» **AVAILABLE DATA**
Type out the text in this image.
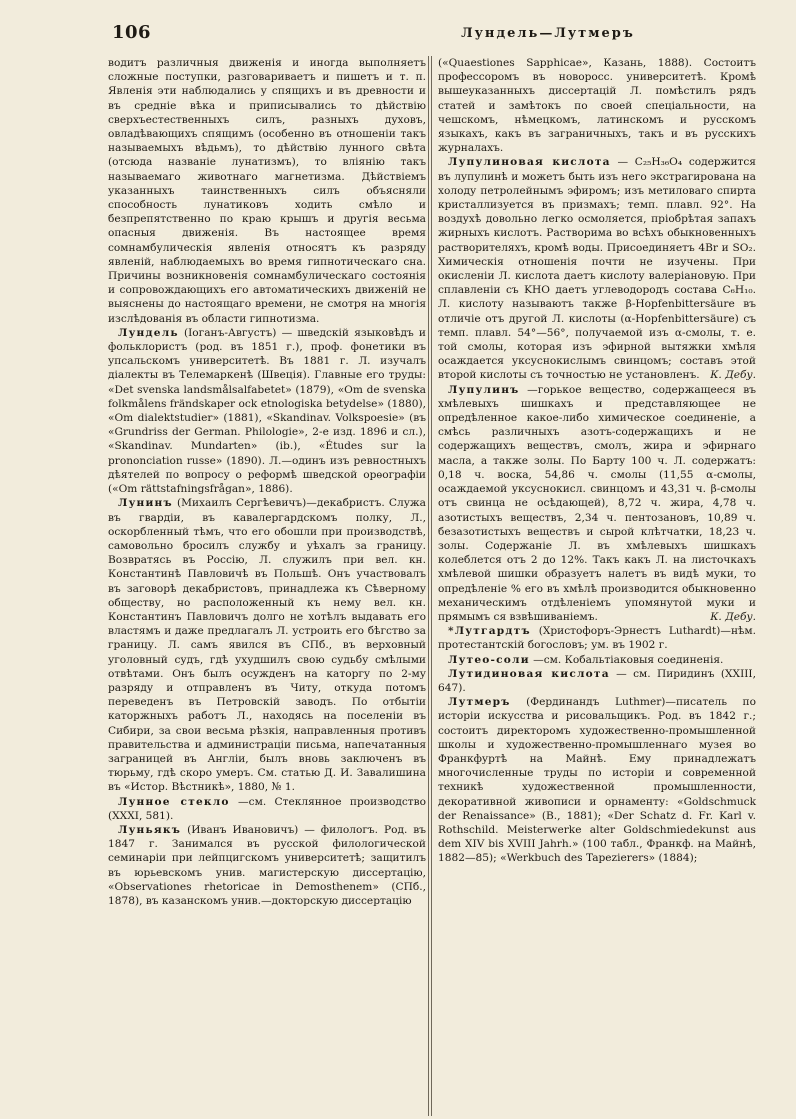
106	Лундель—Лутмеръ

водитъ различныя движенія и иногда выполняетъ сложные поступки, разговариваетъ и пишетъ и т. п. Явленія эти наблюдались у спящихъ и въ древности и въ средніе вѣка и приписывались то дѣйствію сверхъестественныхъ силъ, разныхъ духовъ, овладѣвающихъ спящимъ (особенно въ отношеніи такъ называемыхъ вѣдьмъ), то дѣйствію лунного свѣта (отсюда названіе лунатизмъ), то вліянію такъ называемаго животнаго магнетизма. Дѣйствіемъ указанныхъ таинственныхъ силъ объясняли способность лунатиковъ ходить смѣло и безпрепятственно по краю крышъ и другія весьма опасныя движенія. Въ настоящее время сомнамбулическія явленія относятъ къ разряду явленій, наблюдаемыхъ во время гипнотическаго сна. Причины возникновенія сомнамбулическаго состоянія и сопровождающихъ его автоматическихъ движеній не выяснены до настоящаго времени, не смотря на многія изслѣдованія въ области гипнотизма.

Лундель (Іоганъ-Августъ) — шведскій языковѣдъ и фольклористъ (род. въ 1851 г.), проф. фонетики въ упсальскомъ университетѣ. Въ 1881 г. Л. изучалъ діалекты въ Телемаркенѣ (Швеція). Главные его труды: «Det svenska landsmålsalfabetet» (1879), «Om de svenska folkmålens frändskaper ock etnologiska betydelse» (1880), «Om dialektstudier» (1881), «Skandinav. Volkspoesie» (въ «Grundriss der German. Philologie», 2-е изд. 1896 и сл.), «Skandinav. Mundarten» (ib.), «Études sur la prononciation russe» (1890). Л.—одинъ изъ ревностныхъ дѣятелей по вопросу о реформѣ шведской орѳографіи («Om rättstafningsfrågan», 1886).

Лунинъ (Михаилъ Сергѣевичъ)—декабристъ. Служа въ гвардіи, въ кавалергардскомъ полку, Л., оскорбленный тѣмъ, что его обошли при производствѣ, самовольно бросилъ службу и уѣхалъ за границу. Возвратясь въ Россію, Л. служилъ при вел. кн. Константинѣ Павловичѣ въ Польшѣ. Онъ участвовалъ въ заговорѣ декабристовъ, принадлежа къ Сѣверному обществу, но расположенный къ нему вел. кн. Константинъ Павловичъ долго не хотѣлъ выдавать его властямъ и даже предлагалъ Л. устроить его бѣгство за границу. Л. самъ явился въ СПб., въ верховный уголовный судъ, гдѣ ухудшилъ свою судьбу смѣлыми отвѣтами. Онъ былъ осужденъ на каторгу по 2-му разряду и отправленъ въ Читу, откуда потомъ переведенъ въ Петровскій заводъ. По отбытіи каторжныхъ работъ Л., находясь на поселеніи въ Сибири, за свои весьма рѣзкія, направленныя противъ правительства и администраціи письма, напечатанныя заграницей въ Англіи, былъ вновь заключенъ въ тюрьму, гдѣ скоро умеръ. См. статью Д. И. Завалишина въ «Истор. Вѣстникѣ», 1880, № 1.

Лунное стекло —см. Стеклянное производство (XXXI, 581).

Луньякъ (Иванъ Ивановичъ) — филологъ. Род. въ 1847 г. Занимался въ русской филологической семинаріи при лейпцигскомъ университетѣ; защитилъ въ юрьевскомъ унив. магистерскую диссертацію, «Observationes rhetoricae in Demosthenem» (СПб., 1878), въ казанскомъ унив.—докторскую диссертацію

(«Quaestiones Sapphicae», Казань, 1888). Состоитъ профессоромъ въ новоросс. университетѣ. Кромѣ вышеуказанныхъ диссертацій Л. помѣстилъ рядъ статей и замѣтокъ по своей спеціальности, на чешскомъ, нѣмецкомъ, латинскомъ и русскомъ языкахъ, какъ въ заграничныхъ, такъ и въ русскихъ журналахъ.

Лупулиновая кислота — C₂₅H₃₆O₄ содержится въ лупулинѣ и можетъ быть изъ него экстрагирована на холоду петролейнымъ эфиромъ; изъ метиловаго спирта кристаллизуется въ призмахъ; темп. плавл. 92°. На воздухѣ довольно легко осмоляется, пріобрѣтая запахъ жирныхъ кислотъ. Растворима во всѣхъ обыкновенныхъ растворителяхъ, кромѣ воды. Присоединяетъ 4Br и SO₂. Химическія отношенія почти не изучены. При окисленіи Л. кислота даетъ кислоту валеріановую. При сплавленіи съ KHO даетъ углеводородъ состава C₆H₁₀. Л. кислоту называютъ также β-Hopfenbittersäure въ отличіе отъ другой Л. кислоты (α-Hopfenbittersäure) съ темп. плавл. 54°—56°, получаемой изъ α-смолы, т. е. той смолы, которая изъ эфирной вытяжки хмѣля осаждается уксуснокислымъ свинцомъ; составъ этой второй кислоты съ точностью не установленъ. К. Дебу.

Лупулинъ —горькое вещество, содержащееся въ хмѣлевыхъ шишкахъ и представляющее не опредѣленное какое-либо химическое соединеніе, а смѣсь различныхъ азотъ-содержащихъ и не содержащихъ веществъ, смолъ, жира и эфирнаго масла, а также золы. По Барту 100 ч. Л. содержатъ: 0,18 ч. воска, 54,86 ч. смолы (11,55 α-смолы, осаждаемой уксуснокисл. свинцомъ и 43,31 ч. β-смолы отъ свинца не осѣдающей), 8,72 ч. жира, 4,78 ч. азотистыхъ веществъ, 2,34 ч. пентозановъ, 10,89 ч. безазотистыхъ веществъ и сырой клѣтчатки, 18,23 ч. золы. Содержаніе Л. въ хмѣлевыхъ шишкахъ колеблется отъ 2 до 12%. Такъ какъ Л. на листочкахъ хмѣлевой шишки образуетъ налетъ въ видѣ муки, то опредѣленіе % его въ хмѣлѣ производится обыкновенно механическимъ отдѣленіемъ упомянутой муки и прямымъ ся взвѣшиваніемъ.	К. Дебу.

*Лутгардтъ (Христофоръ-Эрнестъ Luthardt)—нѣм. протестантскій богословъ; ум. въ 1902 г.

Лутео-соли —см. Кобальтіаковыя соединенія.

Лутидиновая кислота — см. Пиридинъ (XXIII, 647).

Лутмеръ (Фердинандъ Luthmer)—писатель по исторіи искусства и рисовальщикъ. Род. въ 1842 г.; состоитъ директоромъ художественно-промышленной школы и художественно-промышленнаго музея во Франкфуртѣ на Майнѣ. Ему принадлежатъ многочисленные труды по исторіи и современной техникѣ художественной промышленности, декоративной живописи и орнаменту: «Goldschmuck der Renaissance» (B., 1881); «Der Schatz d. Fr. Karl v. Rothschild. Meisterwerke alter Goldschmiedekunst aus dem XIV bis XVIII Jahrh.» (100 табл., Франкф. на Майнѣ, 1882—85); «Werkbuch des Tapezierers» (1884);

» **REQUIREMENTS**
Tell how many lines hold the string "Лутмеръ", giving the number and nothing else.

» **OUTPUT FOR THIS EXERCISE**
2